[Record excerpts]

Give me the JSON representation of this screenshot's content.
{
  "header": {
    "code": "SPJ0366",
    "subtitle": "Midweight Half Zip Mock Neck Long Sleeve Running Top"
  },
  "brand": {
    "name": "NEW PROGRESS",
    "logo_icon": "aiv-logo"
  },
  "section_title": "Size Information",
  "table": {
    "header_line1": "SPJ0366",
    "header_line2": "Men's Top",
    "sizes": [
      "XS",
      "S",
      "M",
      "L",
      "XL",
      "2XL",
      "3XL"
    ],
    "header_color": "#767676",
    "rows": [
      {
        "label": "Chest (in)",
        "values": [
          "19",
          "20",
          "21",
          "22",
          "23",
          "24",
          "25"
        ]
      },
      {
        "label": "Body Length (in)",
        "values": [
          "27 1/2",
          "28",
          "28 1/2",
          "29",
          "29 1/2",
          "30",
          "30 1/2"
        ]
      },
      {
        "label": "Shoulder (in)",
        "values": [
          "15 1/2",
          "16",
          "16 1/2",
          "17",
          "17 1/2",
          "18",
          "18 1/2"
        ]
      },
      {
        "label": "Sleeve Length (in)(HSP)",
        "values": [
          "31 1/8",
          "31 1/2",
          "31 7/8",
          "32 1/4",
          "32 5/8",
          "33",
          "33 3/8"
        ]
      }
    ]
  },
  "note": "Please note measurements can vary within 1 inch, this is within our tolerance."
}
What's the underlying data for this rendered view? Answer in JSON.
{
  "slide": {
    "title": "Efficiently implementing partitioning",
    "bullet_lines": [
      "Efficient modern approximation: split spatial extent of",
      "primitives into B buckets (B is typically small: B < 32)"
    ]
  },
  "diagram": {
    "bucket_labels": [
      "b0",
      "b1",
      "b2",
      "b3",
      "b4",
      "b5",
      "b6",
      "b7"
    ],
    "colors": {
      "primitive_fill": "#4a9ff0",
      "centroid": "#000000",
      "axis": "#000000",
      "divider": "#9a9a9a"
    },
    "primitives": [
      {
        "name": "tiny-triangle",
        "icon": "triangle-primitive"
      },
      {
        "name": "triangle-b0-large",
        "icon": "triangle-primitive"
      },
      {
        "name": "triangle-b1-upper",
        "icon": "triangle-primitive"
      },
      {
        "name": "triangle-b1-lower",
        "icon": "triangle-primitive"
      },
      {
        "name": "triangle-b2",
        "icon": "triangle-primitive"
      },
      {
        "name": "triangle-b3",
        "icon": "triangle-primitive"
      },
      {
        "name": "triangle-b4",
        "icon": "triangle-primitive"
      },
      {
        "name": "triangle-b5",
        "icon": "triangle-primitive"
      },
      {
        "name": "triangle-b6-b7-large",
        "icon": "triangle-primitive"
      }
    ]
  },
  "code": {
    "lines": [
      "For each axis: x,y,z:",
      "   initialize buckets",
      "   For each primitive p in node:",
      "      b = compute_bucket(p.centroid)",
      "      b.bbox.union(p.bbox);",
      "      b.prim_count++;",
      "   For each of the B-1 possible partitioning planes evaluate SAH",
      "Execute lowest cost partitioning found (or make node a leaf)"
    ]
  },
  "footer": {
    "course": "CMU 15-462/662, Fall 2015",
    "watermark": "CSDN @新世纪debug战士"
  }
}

[What the task asks] Using the data above, reproduce every line exactly.

[Response]
Give me the JSON representation of this screenshot's content.
{
  "header": {
    "code": "SPJ0366",
    "subtitle": "Midweight Half Zip Mock Neck Long Sleeve Running Top"
  },
  "brand": {
    "name": "NEW PROGRESS",
    "logo_icon": "aiv-logo"
  },
  "section_title": "Size Information",
  "table": {
    "header_line1": "SPJ0366",
    "header_line2": "Men's Top",
    "sizes": [
      "XS",
      "S",
      "M",
      "L",
      "XL",
      "2XL",
      "3XL"
    ],
    "header_color": "#767676",
    "rows": [
      {
        "label": "Chest (in)",
        "values": [
          "19",
          "20",
          "21",
          "22",
          "23",
          "24",
          "25"
        ]
      },
      {
        "label": "Body Length (in)",
        "values": [
          "27 1/2",
          "28",
          "28 1/2",
          "29",
          "29 1/2",
          "30",
          "30 1/2"
        ]
      },
      {
        "label": "Shoulder (in)",
        "values": [
          "15 1/2",
          "16",
          "16 1/2",
          "17",
          "17 1/2",
          "18",
          "18 1/2"
        ]
      },
      {
        "label": "Sleeve Length (in)(HSP)",
        "values": [
          "31 1/8",
          "31 1/2",
          "31 7/8",
          "32 1/4",
          "32 5/8",
          "33",
          "33 3/8"
        ]
      }
    ]
  },
  "note": "Please note measurements can vary within 1 inch, this is within our tolerance."
}
What's the underlying data for this rendered view? Answer in JSON.
{
  "slide": {
    "title": "Efficiently implementing partitioning",
    "bullet_lines": [
      "Efficient modern approximation: split spatial extent of",
      "primitives into B buckets (B is typically small: B < 32)"
    ]
  },
  "diagram": {
    "bucket_labels": [
      "b0",
      "b1",
      "b2",
      "b3",
      "b4",
      "b5",
      "b6",
      "b7"
    ],
    "colors": {
      "primitive_fill": "#4a9ff0",
      "centroid": "#000000",
      "axis": "#000000",
      "divider": "#9a9a9a"
    },
    "primitives": [
      {
        "name": "tiny-triangle",
        "icon": "triangle-primitive"
      },
      {
        "name": "triangle-b0-large",
        "icon": "triangle-primitive"
      },
      {
        "name": "triangle-b1-upper",
        "icon": "triangle-primitive"
      },
      {
        "name": "triangle-b1-lower",
        "icon": "triangle-primitive"
      },
      {
        "name": "triangle-b2",
        "icon": "triangle-primitive"
      },
      {
        "name": "triangle-b3",
        "icon": "triangle-primitive"
      },
      {
        "name": "triangle-b4",
        "icon": "triangle-primitive"
      },
      {
        "name": "triangle-b5",
        "icon": "triangle-primitive"
      },
      {
        "name": "triangle-b6-b7-large",
        "icon": "triangle-primitive"
      }
    ]
  },
  "code": {
    "lines": [
      "For each axis: x,y,z:",
      "   initialize buckets",
      "   For each primitive p in node:",
      "      b = compute_bucket(p.centroid)",
      "      b.bbox.union(p.bbox);",
      "      b.prim_count++;",
      "   For each of the B-1 possible partitioning planes evaluate SAH",
      "Execute lowest cost partitioning found (or make node a leaf)"
    ]
  },
  "footer": {
    "course": "CMU 15-462/662, Fall 2015",
    "watermark": "CSDN @新世纪debug战士"
  }
}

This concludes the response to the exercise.